## GOAL OF THE EXERCISE
Write out each record again exactly as it stands.

Extracted data entries:
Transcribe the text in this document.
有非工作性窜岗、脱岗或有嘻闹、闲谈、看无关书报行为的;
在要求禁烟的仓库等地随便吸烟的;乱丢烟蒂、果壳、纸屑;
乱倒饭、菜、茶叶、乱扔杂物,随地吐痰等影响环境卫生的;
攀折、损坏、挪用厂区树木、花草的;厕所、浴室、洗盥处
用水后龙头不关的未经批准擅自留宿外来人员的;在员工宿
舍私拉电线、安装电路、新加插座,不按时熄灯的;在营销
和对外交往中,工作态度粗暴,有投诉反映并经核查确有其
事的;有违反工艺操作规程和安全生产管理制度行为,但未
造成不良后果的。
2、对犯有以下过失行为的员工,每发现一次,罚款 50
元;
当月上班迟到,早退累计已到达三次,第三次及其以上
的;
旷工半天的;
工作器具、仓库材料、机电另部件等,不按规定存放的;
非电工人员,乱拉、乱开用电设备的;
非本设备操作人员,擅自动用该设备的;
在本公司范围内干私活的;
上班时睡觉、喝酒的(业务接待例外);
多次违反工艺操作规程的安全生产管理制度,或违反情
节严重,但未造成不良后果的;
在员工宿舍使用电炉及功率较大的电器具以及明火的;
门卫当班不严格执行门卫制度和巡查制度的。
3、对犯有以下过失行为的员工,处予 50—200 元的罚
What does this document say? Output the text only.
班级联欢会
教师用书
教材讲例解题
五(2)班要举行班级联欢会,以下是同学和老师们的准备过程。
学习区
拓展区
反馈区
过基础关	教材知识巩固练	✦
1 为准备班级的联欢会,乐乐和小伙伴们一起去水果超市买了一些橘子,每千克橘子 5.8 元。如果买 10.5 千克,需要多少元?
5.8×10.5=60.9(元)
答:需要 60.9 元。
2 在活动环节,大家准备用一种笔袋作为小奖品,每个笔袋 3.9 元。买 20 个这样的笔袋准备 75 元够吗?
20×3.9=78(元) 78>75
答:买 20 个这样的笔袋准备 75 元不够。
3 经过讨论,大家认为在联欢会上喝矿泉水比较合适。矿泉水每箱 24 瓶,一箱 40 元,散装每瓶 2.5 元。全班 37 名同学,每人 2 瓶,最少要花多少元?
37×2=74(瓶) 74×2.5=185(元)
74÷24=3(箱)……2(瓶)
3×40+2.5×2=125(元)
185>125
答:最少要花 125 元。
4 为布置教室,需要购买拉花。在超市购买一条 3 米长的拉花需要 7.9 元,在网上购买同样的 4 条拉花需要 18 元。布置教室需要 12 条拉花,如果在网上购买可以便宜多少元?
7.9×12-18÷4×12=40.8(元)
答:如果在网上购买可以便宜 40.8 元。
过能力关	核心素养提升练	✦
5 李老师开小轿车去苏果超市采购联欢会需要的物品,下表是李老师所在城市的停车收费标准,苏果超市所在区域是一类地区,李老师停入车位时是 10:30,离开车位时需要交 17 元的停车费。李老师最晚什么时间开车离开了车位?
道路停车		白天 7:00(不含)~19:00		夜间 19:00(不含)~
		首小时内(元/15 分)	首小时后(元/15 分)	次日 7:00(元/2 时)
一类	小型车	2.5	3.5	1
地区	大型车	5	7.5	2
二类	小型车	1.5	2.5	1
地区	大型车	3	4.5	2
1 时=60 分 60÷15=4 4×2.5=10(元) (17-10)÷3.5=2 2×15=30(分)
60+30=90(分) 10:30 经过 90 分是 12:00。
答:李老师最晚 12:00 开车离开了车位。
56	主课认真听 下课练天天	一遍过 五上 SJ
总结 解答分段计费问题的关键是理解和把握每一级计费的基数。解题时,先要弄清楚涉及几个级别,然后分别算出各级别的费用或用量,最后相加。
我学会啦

## RESULT OF THIS EXERCISE
Transcribe the text in this document.
有非工作性窜岗、脱岗或有嘻闹、闲谈、看无关书报行为的;
在要求禁烟的仓库等地随便吸烟的;乱丢烟蒂、果壳、纸屑;
乱倒饭、菜、茶叶、乱扔杂物,随地吐痰等影响环境卫生的;
攀折、损坏、挪用厂区树木、花草的;厕所、浴室、洗盥处
用水后龙头不关的未经批准擅自留宿外来人员的;在员工宿
舍私拉电线、安装电路、新加插座,不按时熄灯的;在营销
和对外交往中,工作态度粗暴,有投诉反映并经核查确有其
事的;有违反工艺操作规程和安全生产管理制度行为,但未
造成不良后果的。
2、对犯有以下过失行为的员工,每发现一次,罚款 50
元;
当月上班迟到,早退累计已到达三次,第三次及其以上
的;
旷工半天的;
工作器具、仓库材料、机电另部件等,不按规定存放的;
非电工人员,乱拉、乱开用电设备的;
非本设备操作人员,擅自动用该设备的;
在本公司范围内干私活的;
上班时睡觉、喝酒的(业务接待例外);
多次违反工艺操作规程的安全生产管理制度,或违反情
节严重,但未造成不良后果的;
在员工宿舍使用电炉及功率较大的电器具以及明火的;
门卫当班不严格执行门卫制度和巡查制度的。
3、对犯有以下过失行为的员工,处予 50—200 元的罚
What does this document say? Output the text only.
班级联欢会
教师用书
教材讲例解题
五(2)班要举行班级联欢会,以下是同学和老师们的准备过程。
学习区
拓展区
反馈区
过基础关	教材知识巩固练	✦
1 为准备班级的联欢会,乐乐和小伙伴们一起去水果超市买了一些橘子,每千克橘子 5.8 元。如果买 10.5 千克,需要多少元?
5.8×10.5=60.9(元)
答:需要 60.9 元。
2 在活动环节,大家准备用一种笔袋作为小奖品,每个笔袋 3.9 元。买 20 个这样的笔袋准备 75 元够吗?
20×3.9=78(元) 78>75
答:买 20 个这样的笔袋准备 75 元不够。
3 经过讨论,大家认为在联欢会上喝矿泉水比较合适。矿泉水每箱 24 瓶,一箱 40 元,散装每瓶 2.5 元。全班 37 名同学,每人 2 瓶,最少要花多少元?
37×2=74(瓶) 74×2.5=185(元)
74÷24=3(箱)……2(瓶)
3×40+2.5×2=125(元)
185>125
答:最少要花 125 元。
4 为布置教室,需要购买拉花。在超市购买一条 3 米长的拉花需要 7.9 元,在网上购买同样的 4 条拉花需要 18 元。布置教室需要 12 条拉花,如果在网上购买可以便宜多少元?
7.9×12-18÷4×12=40.8(元)
答:如果在网上购买可以便宜 40.8 元。
过能力关	核心素养提升练	✦
5 李老师开小轿车去苏果超市采购联欢会需要的物品,下表是李老师所在城市的停车收费标准,苏果超市所在区域是一类地区,李老师停入车位时是 10:30,离开车位时需要交 17 元的停车费。李老师最晚什么时间开车离开了车位?
道路停车		白天 7:00(不含)~19:00		夜间 19:00(不含)~
		首小时内(元/15 分)	首小时后(元/15 分)	次日 7:00(元/2 时)
一类	小型车	2.5	3.5	1
地区	大型车	5	7.5	2
二类	小型车	1.5	2.5	1
地区	大型车	3	4.5	2
1 时=60 分 60÷15=4 4×2.5=10(元) (17-10)÷3.5=2 2×15=30(分)
60+30=90(分) 10:30 经过 90 分是 12:00。
答:李老师最晚 12:00 开车离开了车位。
56	主课认真听 下课练天天	一遍过 五上 SJ
总结 解答分段计费问题的关键是理解和把握每一级计费的基数。解题时,先要弄清楚涉及几个级别,然后分别算出各级别的费用或用量,最后相加。
我学会啦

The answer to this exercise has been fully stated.